DATA FOR THIS TASK:
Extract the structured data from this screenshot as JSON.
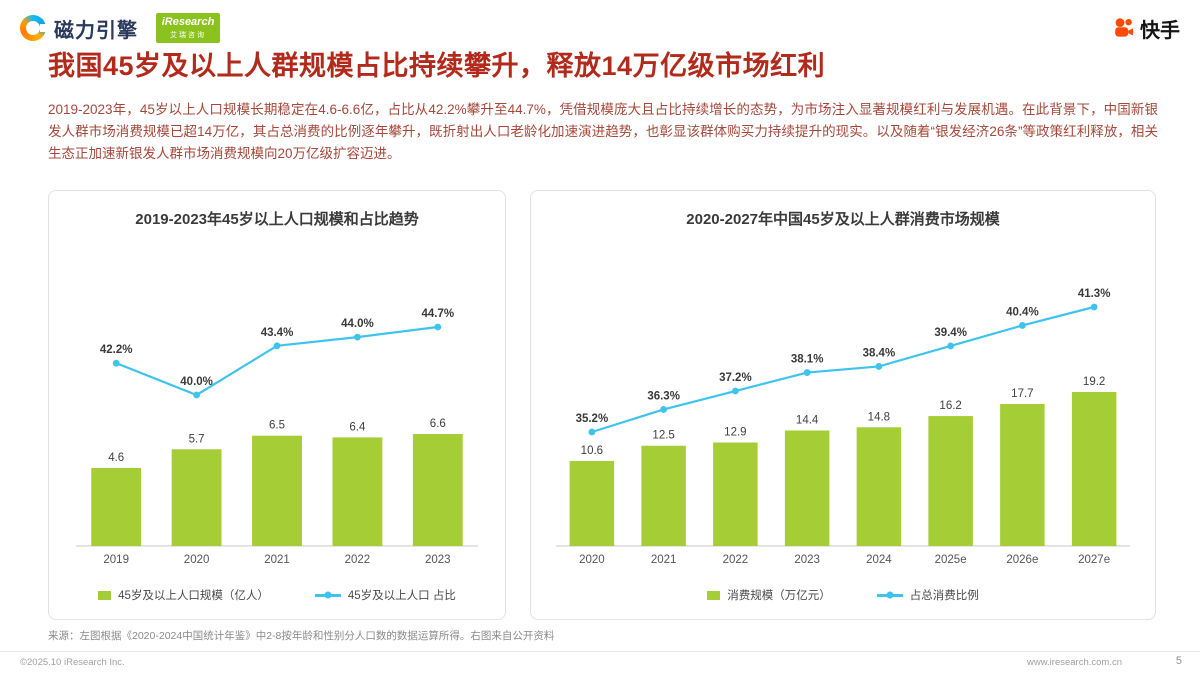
{
  "header": {
    "brand_left": "磁力引擎",
    "iresearch_logo": "iResearch",
    "iresearch_sub": "艾瑞咨询",
    "brand_right": "快手"
  },
  "title": "我国45岁及以上人群规模占比持续攀升，释放14万亿级市场红利",
  "body": "2019-2023年，45岁以上人口规模长期稳定在4.6-6.6亿，占比从42.2%攀升至44.7%，凭借规模庞大且占比持续增长的态势，为市场注入显著规模红利与发展机遇。在此背景下，中国新银发人群市场消费规模已超14万亿，其占总消费的比例逐年攀升，既折射出人口老龄化加速演进趋势，也彰显该群体购买力持续提升的现实。以及随着“银发经济26条”等政策红利释放，相关生态正加速新银发人群市场消费规模向20万亿级扩容迈进。",
  "colors": {
    "bar": "#A5CD35",
    "line": "#3EC3EF",
    "title_text": "#B12A1B",
    "body_text": "#A5483A"
  },
  "chart_data": [
    {
      "type": "bar",
      "title": "2019-2023年45岁以上人口规模和占比趋势",
      "categories": [
        "2019",
        "2020",
        "2021",
        "2022",
        "2023"
      ],
      "series": [
        {
          "name": "45岁及以上人口规模（亿人）",
          "type": "bar",
          "values": [
            4.6,
            5.7,
            6.5,
            6.4,
            6.6
          ]
        },
        {
          "name": "45岁及以上人口 占比",
          "type": "line",
          "values": [
            42.2,
            40.0,
            43.4,
            44.0,
            44.7
          ],
          "unit": "%"
        }
      ],
      "legend_position": "bottom",
      "grid": false
    },
    {
      "type": "bar",
      "title": "2020-2027年中国45岁及以上人群消费市场规模",
      "categories": [
        "2020",
        "2021",
        "2022",
        "2023",
        "2024",
        "2025e",
        "2026e",
        "2027e"
      ],
      "series": [
        {
          "name": "消费规模（万亿元）",
          "type": "bar",
          "values": [
            10.6,
            12.5,
            12.9,
            14.4,
            14.8,
            16.2,
            17.7,
            19.2
          ]
        },
        {
          "name": "占总消费比例",
          "type": "line",
          "values": [
            35.2,
            36.3,
            37.2,
            38.1,
            38.4,
            39.4,
            40.4,
            41.3
          ],
          "unit": "%"
        }
      ],
      "legend_position": "bottom",
      "grid": false
    }
  ],
  "footer": {
    "source": "来源：左图根据《2020-2024中国统计年鉴》中2-8按年龄和性别分人口数的数据运算所得。右图来自公开资料",
    "copyright": "©2025.10 iResearch Inc.",
    "website": "www.iresearch.com.cn",
    "page": "5"
  }
}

GIVEN EXERCISE: Strip out the pictures and quote the remaining data word for word.

CORRECT RESULT:
Extract the structured data from this screenshot as JSON.
{
  "header": {
    "brand_left": "磁力引擎",
    "iresearch_logo": "iResearch",
    "iresearch_sub": "艾瑞咨询",
    "brand_right": "快手"
  },
  "title": "我国45岁及以上人群规模占比持续攀升，释放14万亿级市场红利",
  "body": "2019-2023年，45岁以上人口规模长期稳定在4.6-6.6亿，占比从42.2%攀升至44.7%，凭借规模庞大且占比持续增长的态势，为市场注入显著规模红利与发展机遇。在此背景下，中国新银发人群市场消费规模已超14万亿，其占总消费的比例逐年攀升，既折射出人口老龄化加速演进趋势，也彰显该群体购买力持续提升的现实。以及随着“银发经济26条”等政策红利释放，相关生态正加速新银发人群市场消费规模向20万亿级扩容迈进。",
  "colors": {
    "bar": "#A5CD35",
    "line": "#3EC3EF",
    "title_text": "#B12A1B",
    "body_text": "#A5483A"
  },
  "chart_data": [
    {
      "type": "bar",
      "title": "2019-2023年45岁以上人口规模和占比趋势",
      "categories": [
        "2019",
        "2020",
        "2021",
        "2022",
        "2023"
      ],
      "series": [
        {
          "name": "45岁及以上人口规模（亿人）",
          "type": "bar",
          "values": [
            4.6,
            5.7,
            6.5,
            6.4,
            6.6
          ]
        },
        {
          "name": "45岁及以上人口 占比",
          "type": "line",
          "values": [
            42.2,
            40.0,
            43.4,
            44.0,
            44.7
          ],
          "unit": "%"
        }
      ],
      "legend_position": "bottom",
      "grid": false
    },
    {
      "type": "bar",
      "title": "2020-2027年中国45岁及以上人群消费市场规模",
      "categories": [
        "2020",
        "2021",
        "2022",
        "2023",
        "2024",
        "2025e",
        "2026e",
        "2027e"
      ],
      "series": [
        {
          "name": "消费规模（万亿元）",
          "type": "bar",
          "values": [
            10.6,
            12.5,
            12.9,
            14.4,
            14.8,
            16.2,
            17.7,
            19.2
          ]
        },
        {
          "name": "占总消费比例",
          "type": "line",
          "values": [
            35.2,
            36.3,
            37.2,
            38.1,
            38.4,
            39.4,
            40.4,
            41.3
          ],
          "unit": "%"
        }
      ],
      "legend_position": "bottom",
      "grid": false
    }
  ],
  "footer": {
    "source": "来源：左图根据《2020-2024中国统计年鉴》中2-8按年龄和性别分人口数的数据运算所得。右图来自公开资料",
    "copyright": "©2025.10 iResearch Inc.",
    "website": "www.iresearch.com.cn",
    "page": "5"
  }
}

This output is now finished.